Filter the data below for the string "remote" and copy each matching line.

Items from a data source:
----------

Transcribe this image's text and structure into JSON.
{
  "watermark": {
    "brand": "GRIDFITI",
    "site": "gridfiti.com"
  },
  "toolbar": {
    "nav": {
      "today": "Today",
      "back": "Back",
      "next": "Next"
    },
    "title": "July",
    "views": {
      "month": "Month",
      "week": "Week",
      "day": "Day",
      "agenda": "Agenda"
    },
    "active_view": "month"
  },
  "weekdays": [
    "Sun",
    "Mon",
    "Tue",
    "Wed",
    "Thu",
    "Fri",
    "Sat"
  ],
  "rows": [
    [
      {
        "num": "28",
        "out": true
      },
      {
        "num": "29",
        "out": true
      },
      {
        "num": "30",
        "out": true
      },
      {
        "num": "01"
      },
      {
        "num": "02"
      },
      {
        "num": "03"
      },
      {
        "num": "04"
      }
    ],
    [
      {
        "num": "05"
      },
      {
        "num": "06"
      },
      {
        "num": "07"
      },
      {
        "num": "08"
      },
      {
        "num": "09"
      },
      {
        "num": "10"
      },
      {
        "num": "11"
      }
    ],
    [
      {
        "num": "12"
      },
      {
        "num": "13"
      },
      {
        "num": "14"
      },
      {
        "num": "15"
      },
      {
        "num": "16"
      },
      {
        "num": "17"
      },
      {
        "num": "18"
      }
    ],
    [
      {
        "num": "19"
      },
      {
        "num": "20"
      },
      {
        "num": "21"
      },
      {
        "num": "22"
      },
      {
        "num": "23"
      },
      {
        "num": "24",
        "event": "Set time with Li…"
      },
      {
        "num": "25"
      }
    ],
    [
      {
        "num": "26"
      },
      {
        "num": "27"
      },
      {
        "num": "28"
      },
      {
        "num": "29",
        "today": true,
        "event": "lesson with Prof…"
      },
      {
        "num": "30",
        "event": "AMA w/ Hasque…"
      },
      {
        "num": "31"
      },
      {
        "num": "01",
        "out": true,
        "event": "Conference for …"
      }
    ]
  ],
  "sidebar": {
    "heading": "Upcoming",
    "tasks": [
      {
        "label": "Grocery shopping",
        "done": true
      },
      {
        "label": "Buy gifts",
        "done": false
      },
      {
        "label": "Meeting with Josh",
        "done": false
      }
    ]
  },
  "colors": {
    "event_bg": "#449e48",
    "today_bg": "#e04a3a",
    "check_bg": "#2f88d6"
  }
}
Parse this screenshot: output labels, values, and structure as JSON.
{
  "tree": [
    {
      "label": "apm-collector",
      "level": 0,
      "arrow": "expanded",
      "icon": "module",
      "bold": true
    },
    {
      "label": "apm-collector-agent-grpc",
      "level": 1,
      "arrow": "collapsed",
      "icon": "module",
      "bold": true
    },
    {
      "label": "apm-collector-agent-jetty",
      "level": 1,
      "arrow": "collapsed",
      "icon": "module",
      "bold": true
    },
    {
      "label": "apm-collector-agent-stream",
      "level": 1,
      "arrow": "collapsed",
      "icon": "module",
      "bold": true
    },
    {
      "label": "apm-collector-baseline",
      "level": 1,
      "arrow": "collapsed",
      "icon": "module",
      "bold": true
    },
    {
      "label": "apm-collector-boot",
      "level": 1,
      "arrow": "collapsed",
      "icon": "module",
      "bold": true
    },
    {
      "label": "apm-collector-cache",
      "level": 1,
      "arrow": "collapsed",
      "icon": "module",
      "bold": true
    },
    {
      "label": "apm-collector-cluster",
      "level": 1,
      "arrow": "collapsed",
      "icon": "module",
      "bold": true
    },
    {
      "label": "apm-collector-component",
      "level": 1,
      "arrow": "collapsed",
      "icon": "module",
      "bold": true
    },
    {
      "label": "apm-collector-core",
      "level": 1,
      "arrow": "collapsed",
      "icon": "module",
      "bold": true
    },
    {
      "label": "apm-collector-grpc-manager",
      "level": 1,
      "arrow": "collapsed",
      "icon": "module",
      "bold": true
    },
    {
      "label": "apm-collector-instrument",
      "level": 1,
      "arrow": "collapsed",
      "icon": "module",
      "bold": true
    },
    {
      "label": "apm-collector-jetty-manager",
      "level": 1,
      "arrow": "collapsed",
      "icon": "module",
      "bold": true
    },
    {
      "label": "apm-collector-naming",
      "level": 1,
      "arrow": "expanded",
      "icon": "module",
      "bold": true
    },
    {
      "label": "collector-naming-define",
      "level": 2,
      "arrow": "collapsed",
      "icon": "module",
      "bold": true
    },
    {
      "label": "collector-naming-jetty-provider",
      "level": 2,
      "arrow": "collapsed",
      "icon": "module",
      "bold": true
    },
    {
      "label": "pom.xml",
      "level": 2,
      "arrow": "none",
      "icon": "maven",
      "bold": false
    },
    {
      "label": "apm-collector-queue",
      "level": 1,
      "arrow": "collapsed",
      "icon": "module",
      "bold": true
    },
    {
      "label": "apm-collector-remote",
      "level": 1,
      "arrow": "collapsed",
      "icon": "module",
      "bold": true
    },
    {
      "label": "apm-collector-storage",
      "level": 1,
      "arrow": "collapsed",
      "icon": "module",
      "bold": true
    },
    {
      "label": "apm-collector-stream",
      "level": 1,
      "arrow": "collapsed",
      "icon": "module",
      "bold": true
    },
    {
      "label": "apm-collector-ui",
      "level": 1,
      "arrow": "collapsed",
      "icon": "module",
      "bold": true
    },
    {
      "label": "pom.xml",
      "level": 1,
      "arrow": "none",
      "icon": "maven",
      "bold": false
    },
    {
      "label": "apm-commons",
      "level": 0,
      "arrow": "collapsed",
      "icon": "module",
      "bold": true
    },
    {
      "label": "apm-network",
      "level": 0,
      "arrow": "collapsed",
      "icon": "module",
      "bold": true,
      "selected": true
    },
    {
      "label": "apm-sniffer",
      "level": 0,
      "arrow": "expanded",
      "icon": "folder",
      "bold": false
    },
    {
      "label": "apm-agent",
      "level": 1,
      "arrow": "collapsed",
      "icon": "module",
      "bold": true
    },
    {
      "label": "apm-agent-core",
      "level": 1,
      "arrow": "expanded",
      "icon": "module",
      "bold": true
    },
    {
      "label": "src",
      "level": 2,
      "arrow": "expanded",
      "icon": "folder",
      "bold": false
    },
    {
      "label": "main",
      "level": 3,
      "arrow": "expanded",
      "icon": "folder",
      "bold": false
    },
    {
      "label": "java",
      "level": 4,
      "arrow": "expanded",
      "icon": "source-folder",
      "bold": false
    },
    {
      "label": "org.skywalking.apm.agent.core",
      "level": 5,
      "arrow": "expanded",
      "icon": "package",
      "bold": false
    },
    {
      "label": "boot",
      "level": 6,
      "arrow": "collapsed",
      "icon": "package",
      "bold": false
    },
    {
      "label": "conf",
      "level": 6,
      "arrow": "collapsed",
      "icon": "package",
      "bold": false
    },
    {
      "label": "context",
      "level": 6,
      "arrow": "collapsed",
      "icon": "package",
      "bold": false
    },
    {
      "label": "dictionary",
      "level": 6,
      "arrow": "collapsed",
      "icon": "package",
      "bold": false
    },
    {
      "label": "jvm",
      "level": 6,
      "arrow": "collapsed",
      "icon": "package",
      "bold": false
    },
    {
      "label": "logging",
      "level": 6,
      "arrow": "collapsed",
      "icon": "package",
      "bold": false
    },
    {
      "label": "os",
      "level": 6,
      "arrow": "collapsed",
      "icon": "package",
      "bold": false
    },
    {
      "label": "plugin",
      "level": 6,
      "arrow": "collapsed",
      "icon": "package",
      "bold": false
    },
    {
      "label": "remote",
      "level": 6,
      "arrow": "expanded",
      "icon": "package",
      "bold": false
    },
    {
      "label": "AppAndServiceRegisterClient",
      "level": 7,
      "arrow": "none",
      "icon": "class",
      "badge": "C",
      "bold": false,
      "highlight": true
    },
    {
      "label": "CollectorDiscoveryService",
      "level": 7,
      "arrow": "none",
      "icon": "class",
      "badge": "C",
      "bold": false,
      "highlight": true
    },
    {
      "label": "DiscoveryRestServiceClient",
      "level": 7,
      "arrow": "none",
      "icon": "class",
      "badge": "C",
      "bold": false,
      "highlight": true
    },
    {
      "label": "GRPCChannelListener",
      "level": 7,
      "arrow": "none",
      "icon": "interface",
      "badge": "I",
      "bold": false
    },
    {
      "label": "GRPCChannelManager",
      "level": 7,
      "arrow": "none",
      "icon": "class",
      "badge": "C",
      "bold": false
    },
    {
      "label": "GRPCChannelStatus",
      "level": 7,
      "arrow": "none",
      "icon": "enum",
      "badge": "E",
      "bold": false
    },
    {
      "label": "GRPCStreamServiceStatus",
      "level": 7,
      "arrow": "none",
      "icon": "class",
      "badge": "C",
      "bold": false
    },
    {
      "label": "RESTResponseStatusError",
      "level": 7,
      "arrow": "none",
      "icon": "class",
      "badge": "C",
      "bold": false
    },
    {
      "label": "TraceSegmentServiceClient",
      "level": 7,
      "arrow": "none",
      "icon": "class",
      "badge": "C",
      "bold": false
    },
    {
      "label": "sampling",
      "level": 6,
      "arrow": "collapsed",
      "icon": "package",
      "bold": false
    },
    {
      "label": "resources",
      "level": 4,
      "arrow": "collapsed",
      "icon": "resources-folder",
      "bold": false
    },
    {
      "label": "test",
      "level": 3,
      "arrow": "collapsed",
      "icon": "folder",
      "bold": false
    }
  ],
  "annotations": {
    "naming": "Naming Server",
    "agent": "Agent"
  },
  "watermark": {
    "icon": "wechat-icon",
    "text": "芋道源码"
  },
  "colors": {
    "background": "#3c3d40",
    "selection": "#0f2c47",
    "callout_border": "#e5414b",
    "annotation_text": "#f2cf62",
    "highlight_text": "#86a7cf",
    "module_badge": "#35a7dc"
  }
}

----------

Response to the exercise
      "label": "apm-collector-remote",
      "label": "remote",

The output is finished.